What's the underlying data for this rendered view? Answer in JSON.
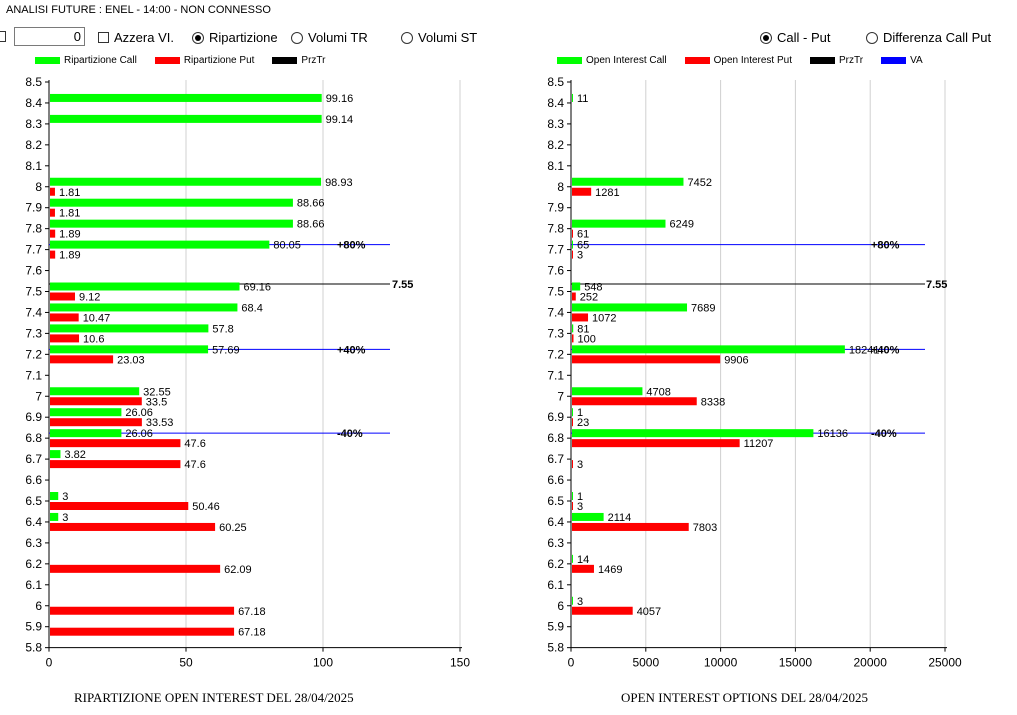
{
  "window": {
    "title": "ANALISI FUTURE : ENEL - 14:00 - NON CONNESSO"
  },
  "controls": {
    "number_value": "0",
    "azzera_label": "Azzera VI.",
    "ripartizione_label": "Ripartizione",
    "volumi_tr_label": "Volumi TR",
    "volumi_st_label": "Volumi ST",
    "call_put_label": "Call - Put",
    "differenza_label": "Differenza Call Put"
  },
  "legend_left": {
    "call": "Ripartizione Call",
    "put": "Ripartizione Put",
    "prztr": "PrzTr"
  },
  "legend_right": {
    "call": "Open Interest Call",
    "put": "Open Interest Put",
    "prztr": "PrzTr",
    "va": "VA"
  },
  "colors": {
    "call": "#00ff00",
    "put": "#ff0000",
    "prztr": "#000000",
    "va": "#0000ff",
    "grid": "#d0d0d0"
  },
  "chart_data": [
    {
      "type": "bar",
      "orientation": "horizontal",
      "title": "RIPARTIZIONE OPEN INTEREST DEL 28/04/2025",
      "categories": [
        "8.5",
        "8.4",
        "8.3",
        "8.2",
        "8.1",
        "8",
        "7.9",
        "7.8",
        "7.7",
        "7.6",
        "7.5",
        "7.4",
        "7.3",
        "7.2",
        "7.1",
        "7",
        "6.9",
        "6.8",
        "6.7",
        "6.6",
        "6.5",
        "6.4",
        "6.3",
        "6.2",
        "6.1",
        "6",
        "5.9",
        "5.8"
      ],
      "series": [
        {
          "name": "Ripartizione Call",
          "values": [
            null,
            99.16,
            99.14,
            null,
            null,
            98.93,
            88.66,
            88.66,
            80.05,
            null,
            69.16,
            68.4,
            57.8,
            57.69,
            null,
            32.55,
            26.06,
            26.06,
            3.82,
            null,
            3,
            3,
            null,
            null,
            null,
            null,
            null,
            null
          ]
        },
        {
          "name": "Ripartizione Put",
          "values": [
            null,
            null,
            null,
            null,
            null,
            1.81,
            1.81,
            1.89,
            1.89,
            null,
            9.12,
            10.47,
            10.6,
            23.03,
            null,
            33.5,
            33.53,
            47.6,
            47.6,
            null,
            50.46,
            60.25,
            null,
            62.09,
            null,
            67.18,
            67.18,
            null
          ]
        }
      ],
      "xlim": [
        0,
        150
      ],
      "xticks": [
        "0",
        "50",
        "100",
        "150"
      ],
      "reference_lines": [
        {
          "y": "7.7",
          "label": "+80%",
          "color": "#0000ff"
        },
        {
          "y": "7.55",
          "label": "7.55",
          "color": "#000000"
        },
        {
          "y": "7.2",
          "label": "+40%",
          "color": "#0000ff"
        },
        {
          "y": "6.8",
          "label": "-40%",
          "color": "#0000ff"
        }
      ],
      "grid": true,
      "legend": "top-left"
    },
    {
      "type": "bar",
      "orientation": "horizontal",
      "title": "OPEN INTEREST OPTIONS DEL 28/04/2025",
      "categories": [
        "8.5",
        "8.4",
        "8.3",
        "8.2",
        "8.1",
        "8",
        "7.9",
        "7.8",
        "7.7",
        "7.6",
        "7.5",
        "7.4",
        "7.3",
        "7.2",
        "7.1",
        "7",
        "6.9",
        "6.8",
        "6.7",
        "6.6",
        "6.5",
        "6.4",
        "6.3",
        "6.2",
        "6.1",
        "6",
        "5.9",
        "5.8"
      ],
      "series": [
        {
          "name": "Open Interest Call",
          "values": [
            null,
            11,
            null,
            null,
            null,
            7452,
            null,
            6249,
            65,
            null,
            548,
            7689,
            81,
            18241,
            null,
            4708,
            1,
            16136,
            null,
            null,
            1,
            2114,
            null,
            14,
            null,
            3,
            null,
            null
          ]
        },
        {
          "name": "Open Interest Put",
          "values": [
            null,
            null,
            null,
            null,
            null,
            1281,
            null,
            61,
            3,
            null,
            252,
            1072,
            100,
            9906,
            null,
            8338,
            23,
            11207,
            3,
            null,
            3,
            7803,
            null,
            1469,
            null,
            4057,
            null,
            null
          ]
        }
      ],
      "xlim": [
        0,
        25000
      ],
      "xticks": [
        "0",
        "5000",
        "10000",
        "15000",
        "20000",
        "25000"
      ],
      "reference_lines": [
        {
          "y": "7.7",
          "label": "+80%",
          "color": "#0000ff"
        },
        {
          "y": "7.55",
          "label": "7.55",
          "color": "#000000"
        },
        {
          "y": "7.2",
          "label": "+40%",
          "color": "#0000ff"
        },
        {
          "y": "6.8",
          "label": "-40%",
          "color": "#0000ff"
        }
      ],
      "grid": true,
      "legend": "top-right"
    }
  ]
}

• _What is being asked_
Exclude the pictures and repeat every other part of the records word for word.

• _Full response_
What's the underlying data for this rendered view? Answer in JSON.
{
  "window": {
    "title": "ANALISI FUTURE : ENEL - 14:00 - NON CONNESSO"
  },
  "controls": {
    "number_value": "0",
    "azzera_label": "Azzera VI.",
    "ripartizione_label": "Ripartizione",
    "volumi_tr_label": "Volumi TR",
    "volumi_st_label": "Volumi ST",
    "call_put_label": "Call - Put",
    "differenza_label": "Differenza Call Put"
  },
  "legend_left": {
    "call": "Ripartizione Call",
    "put": "Ripartizione Put",
    "prztr": "PrzTr"
  },
  "legend_right": {
    "call": "Open Interest Call",
    "put": "Open Interest Put",
    "prztr": "PrzTr",
    "va": "VA"
  },
  "colors": {
    "call": "#00ff00",
    "put": "#ff0000",
    "prztr": "#000000",
    "va": "#0000ff",
    "grid": "#d0d0d0"
  },
  "chart_data": [
    {
      "type": "bar",
      "orientation": "horizontal",
      "title": "RIPARTIZIONE OPEN INTEREST DEL 28/04/2025",
      "categories": [
        "8.5",
        "8.4",
        "8.3",
        "8.2",
        "8.1",
        "8",
        "7.9",
        "7.8",
        "7.7",
        "7.6",
        "7.5",
        "7.4",
        "7.3",
        "7.2",
        "7.1",
        "7",
        "6.9",
        "6.8",
        "6.7",
        "6.6",
        "6.5",
        "6.4",
        "6.3",
        "6.2",
        "6.1",
        "6",
        "5.9",
        "5.8"
      ],
      "series": [
        {
          "name": "Ripartizione Call",
          "values": [
            null,
            99.16,
            99.14,
            null,
            null,
            98.93,
            88.66,
            88.66,
            80.05,
            null,
            69.16,
            68.4,
            57.8,
            57.69,
            null,
            32.55,
            26.06,
            26.06,
            3.82,
            null,
            3,
            3,
            null,
            null,
            null,
            null,
            null,
            null
          ]
        },
        {
          "name": "Ripartizione Put",
          "values": [
            null,
            null,
            null,
            null,
            null,
            1.81,
            1.81,
            1.89,
            1.89,
            null,
            9.12,
            10.47,
            10.6,
            23.03,
            null,
            33.5,
            33.53,
            47.6,
            47.6,
            null,
            50.46,
            60.25,
            null,
            62.09,
            null,
            67.18,
            67.18,
            null
          ]
        }
      ],
      "xlim": [
        0,
        150
      ],
      "xticks": [
        "0",
        "50",
        "100",
        "150"
      ],
      "reference_lines": [
        {
          "y": "7.7",
          "label": "+80%",
          "color": "#0000ff"
        },
        {
          "y": "7.55",
          "label": "7.55",
          "color": "#000000"
        },
        {
          "y": "7.2",
          "label": "+40%",
          "color": "#0000ff"
        },
        {
          "y": "6.8",
          "label": "-40%",
          "color": "#0000ff"
        }
      ],
      "grid": true,
      "legend": "top-left"
    },
    {
      "type": "bar",
      "orientation": "horizontal",
      "title": "OPEN INTEREST OPTIONS DEL 28/04/2025",
      "categories": [
        "8.5",
        "8.4",
        "8.3",
        "8.2",
        "8.1",
        "8",
        "7.9",
        "7.8",
        "7.7",
        "7.6",
        "7.5",
        "7.4",
        "7.3",
        "7.2",
        "7.1",
        "7",
        "6.9",
        "6.8",
        "6.7",
        "6.6",
        "6.5",
        "6.4",
        "6.3",
        "6.2",
        "6.1",
        "6",
        "5.9",
        "5.8"
      ],
      "series": [
        {
          "name": "Open Interest Call",
          "values": [
            null,
            11,
            null,
            null,
            null,
            7452,
            null,
            6249,
            65,
            null,
            548,
            7689,
            81,
            18241,
            null,
            4708,
            1,
            16136,
            null,
            null,
            1,
            2114,
            null,
            14,
            null,
            3,
            null,
            null
          ]
        },
        {
          "name": "Open Interest Put",
          "values": [
            null,
            null,
            null,
            null,
            null,
            1281,
            null,
            61,
            3,
            null,
            252,
            1072,
            100,
            9906,
            null,
            8338,
            23,
            11207,
            3,
            null,
            3,
            7803,
            null,
            1469,
            null,
            4057,
            null,
            null
          ]
        }
      ],
      "xlim": [
        0,
        25000
      ],
      "xticks": [
        "0",
        "5000",
        "10000",
        "15000",
        "20000",
        "25000"
      ],
      "reference_lines": [
        {
          "y": "7.7",
          "label": "+80%",
          "color": "#0000ff"
        },
        {
          "y": "7.55",
          "label": "7.55",
          "color": "#000000"
        },
        {
          "y": "7.2",
          "label": "+40%",
          "color": "#0000ff"
        },
        {
          "y": "6.8",
          "label": "-40%",
          "color": "#0000ff"
        }
      ],
      "grid": true,
      "legend": "top-right"
    }
  ]
}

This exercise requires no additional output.